▶ **WORK TO DO**:
Return every entry exactly as written.

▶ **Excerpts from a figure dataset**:
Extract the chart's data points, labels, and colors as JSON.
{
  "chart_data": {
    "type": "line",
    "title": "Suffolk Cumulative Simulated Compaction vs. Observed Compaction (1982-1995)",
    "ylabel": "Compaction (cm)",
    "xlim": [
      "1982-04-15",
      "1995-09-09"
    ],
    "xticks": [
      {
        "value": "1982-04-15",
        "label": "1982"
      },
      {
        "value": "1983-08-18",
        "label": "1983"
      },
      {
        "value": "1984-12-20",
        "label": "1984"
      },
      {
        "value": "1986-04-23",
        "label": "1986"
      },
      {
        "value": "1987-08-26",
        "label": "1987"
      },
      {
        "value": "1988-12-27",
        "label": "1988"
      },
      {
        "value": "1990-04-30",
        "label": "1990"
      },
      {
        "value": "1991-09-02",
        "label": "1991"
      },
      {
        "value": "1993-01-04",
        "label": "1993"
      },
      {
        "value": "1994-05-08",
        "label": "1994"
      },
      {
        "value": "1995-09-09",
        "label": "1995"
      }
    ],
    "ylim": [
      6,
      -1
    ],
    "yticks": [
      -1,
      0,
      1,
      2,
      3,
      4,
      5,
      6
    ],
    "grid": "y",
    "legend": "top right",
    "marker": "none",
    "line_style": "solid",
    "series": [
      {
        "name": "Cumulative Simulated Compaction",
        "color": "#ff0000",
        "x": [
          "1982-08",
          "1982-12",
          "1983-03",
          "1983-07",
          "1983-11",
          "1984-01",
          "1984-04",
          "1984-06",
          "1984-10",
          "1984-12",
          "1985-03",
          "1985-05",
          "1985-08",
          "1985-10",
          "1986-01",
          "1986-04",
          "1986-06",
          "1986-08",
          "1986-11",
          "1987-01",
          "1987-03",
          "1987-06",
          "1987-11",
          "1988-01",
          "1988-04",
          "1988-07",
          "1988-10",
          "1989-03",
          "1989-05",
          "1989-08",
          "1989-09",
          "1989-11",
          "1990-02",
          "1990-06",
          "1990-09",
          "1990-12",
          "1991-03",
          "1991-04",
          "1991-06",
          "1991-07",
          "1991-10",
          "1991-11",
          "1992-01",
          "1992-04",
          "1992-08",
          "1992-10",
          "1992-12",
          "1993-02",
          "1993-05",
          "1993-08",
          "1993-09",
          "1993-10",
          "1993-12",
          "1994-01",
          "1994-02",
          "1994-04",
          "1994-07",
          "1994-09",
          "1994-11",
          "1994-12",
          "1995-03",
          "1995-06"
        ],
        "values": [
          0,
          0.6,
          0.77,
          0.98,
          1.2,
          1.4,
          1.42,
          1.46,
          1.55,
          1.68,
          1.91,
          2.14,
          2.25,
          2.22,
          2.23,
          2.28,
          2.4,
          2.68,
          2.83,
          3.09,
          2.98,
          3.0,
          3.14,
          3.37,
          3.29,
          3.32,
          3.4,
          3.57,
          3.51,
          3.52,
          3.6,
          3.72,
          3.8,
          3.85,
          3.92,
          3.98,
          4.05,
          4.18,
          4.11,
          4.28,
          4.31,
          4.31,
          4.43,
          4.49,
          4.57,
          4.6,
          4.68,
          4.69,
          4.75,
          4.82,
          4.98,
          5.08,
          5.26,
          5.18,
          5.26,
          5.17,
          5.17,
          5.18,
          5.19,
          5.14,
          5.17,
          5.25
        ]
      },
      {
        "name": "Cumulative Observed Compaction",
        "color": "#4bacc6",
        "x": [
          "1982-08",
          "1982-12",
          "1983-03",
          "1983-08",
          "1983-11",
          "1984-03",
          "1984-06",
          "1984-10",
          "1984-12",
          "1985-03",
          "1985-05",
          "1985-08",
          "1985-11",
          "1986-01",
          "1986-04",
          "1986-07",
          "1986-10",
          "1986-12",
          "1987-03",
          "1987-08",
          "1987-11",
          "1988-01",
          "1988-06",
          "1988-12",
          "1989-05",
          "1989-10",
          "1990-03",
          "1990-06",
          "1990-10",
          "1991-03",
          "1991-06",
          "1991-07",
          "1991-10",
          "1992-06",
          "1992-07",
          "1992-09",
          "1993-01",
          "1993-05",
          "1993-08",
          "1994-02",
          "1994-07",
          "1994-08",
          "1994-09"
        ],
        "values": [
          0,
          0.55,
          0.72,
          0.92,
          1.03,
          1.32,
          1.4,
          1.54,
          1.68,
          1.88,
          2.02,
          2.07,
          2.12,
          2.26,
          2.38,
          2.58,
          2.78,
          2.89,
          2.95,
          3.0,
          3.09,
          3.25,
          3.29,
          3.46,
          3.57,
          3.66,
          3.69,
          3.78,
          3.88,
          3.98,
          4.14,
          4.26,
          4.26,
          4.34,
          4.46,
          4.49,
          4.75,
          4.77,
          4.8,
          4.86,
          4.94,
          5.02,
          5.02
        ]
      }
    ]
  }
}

▶ **TASK RESPONSE**:
Extract the chart's data points, labels, and colors as JSON.
{
  "chart_data": {
    "type": "line",
    "title": "Suffolk Cumulative Simulated Compaction vs. Observed Compaction (1982-1995)",
    "ylabel": "Compaction (cm)",
    "xlim": [
      "1982-04-15",
      "1995-09-09"
    ],
    "xticks": [
      {
        "value": "1982-04-15",
        "label": "1982"
      },
      {
        "value": "1983-08-18",
        "label": "1983"
      },
      {
        "value": "1984-12-20",
        "label": "1984"
      },
      {
        "value": "1986-04-23",
        "label": "1986"
      },
      {
        "value": "1987-08-26",
        "label": "1987"
      },
      {
        "value": "1988-12-27",
        "label": "1988"
      },
      {
        "value": "1990-04-30",
        "label": "1990"
      },
      {
        "value": "1991-09-02",
        "label": "1991"
      },
      {
        "value": "1993-01-04",
        "label": "1993"
      },
      {
        "value": "1994-05-08",
        "label": "1994"
      },
      {
        "value": "1995-09-09",
        "label": "1995"
      }
    ],
    "ylim": [
      6,
      -1
    ],
    "yticks": [
      -1,
      0,
      1,
      2,
      3,
      4,
      5,
      6
    ],
    "grid": "y",
    "legend": "top right",
    "marker": "none",
    "line_style": "solid",
    "series": [
      {
        "name": "Cumulative Simulated Compaction",
        "color": "#ff0000",
        "x": [
          "1982-08",
          "1982-12",
          "1983-03",
          "1983-07",
          "1983-11",
          "1984-01",
          "1984-04",
          "1984-06",
          "1984-10",
          "1984-12",
          "1985-03",
          "1985-05",
          "1985-08",
          "1985-10",
          "1986-01",
          "1986-04",
          "1986-06",
          "1986-08",
          "1986-11",
          "1987-01",
          "1987-03",
          "1987-06",
          "1987-11",
          "1988-01",
          "1988-04",
          "1988-07",
          "1988-10",
          "1989-03",
          "1989-05",
          "1989-08",
          "1989-09",
          "1989-11",
          "1990-02",
          "1990-06",
          "1990-09",
          "1990-12",
          "1991-03",
          "1991-04",
          "1991-06",
          "1991-07",
          "1991-10",
          "1991-11",
          "1992-01",
          "1992-04",
          "1992-08",
          "1992-10",
          "1992-12",
          "1993-02",
          "1993-05",
          "1993-08",
          "1993-09",
          "1993-10",
          "1993-12",
          "1994-01",
          "1994-02",
          "1994-04",
          "1994-07",
          "1994-09",
          "1994-11",
          "1994-12",
          "1995-03",
          "1995-06"
        ],
        "values": [
          0,
          0.6,
          0.77,
          0.98,
          1.2,
          1.4,
          1.42,
          1.46,
          1.55,
          1.68,
          1.91,
          2.14,
          2.25,
          2.22,
          2.23,
          2.28,
          2.4,
          2.68,
          2.83,
          3.09,
          2.98,
          3.0,
          3.14,
          3.37,
          3.29,
          3.32,
          3.4,
          3.57,
          3.51,
          3.52,
          3.6,
          3.72,
          3.8,
          3.85,
          3.92,
          3.98,
          4.05,
          4.18,
          4.11,
          4.28,
          4.31,
          4.31,
          4.43,
          4.49,
          4.57,
          4.6,
          4.68,
          4.69,
          4.75,
          4.82,
          4.98,
          5.08,
          5.26,
          5.18,
          5.26,
          5.17,
          5.17,
          5.18,
          5.19,
          5.14,
          5.17,
          5.25
        ]
      },
      {
        "name": "Cumulative Observed Compaction",
        "color": "#4bacc6",
        "x": [
          "1982-08",
          "1982-12",
          "1983-03",
          "1983-08",
          "1983-11",
          "1984-03",
          "1984-06",
          "1984-10",
          "1984-12",
          "1985-03",
          "1985-05",
          "1985-08",
          "1985-11",
          "1986-01",
          "1986-04",
          "1986-07",
          "1986-10",
          "1986-12",
          "1987-03",
          "1987-08",
          "1987-11",
          "1988-01",
          "1988-06",
          "1988-12",
          "1989-05",
          "1989-10",
          "1990-03",
          "1990-06",
          "1990-10",
          "1991-03",
          "1991-06",
          "1991-07",
          "1991-10",
          "1992-06",
          "1992-07",
          "1992-09",
          "1993-01",
          "1993-05",
          "1993-08",
          "1994-02",
          "1994-07",
          "1994-08",
          "1994-09"
        ],
        "values": [
          0,
          0.55,
          0.72,
          0.92,
          1.03,
          1.32,
          1.4,
          1.54,
          1.68,
          1.88,
          2.02,
          2.07,
          2.12,
          2.26,
          2.38,
          2.58,
          2.78,
          2.89,
          2.95,
          3.0,
          3.09,
          3.25,
          3.29,
          3.46,
          3.57,
          3.66,
          3.69,
          3.78,
          3.88,
          3.98,
          4.14,
          4.26,
          4.26,
          4.34,
          4.46,
          4.49,
          4.75,
          4.77,
          4.8,
          4.86,
          4.94,
          5.02,
          5.02
        ]
      }
    ]
  }
}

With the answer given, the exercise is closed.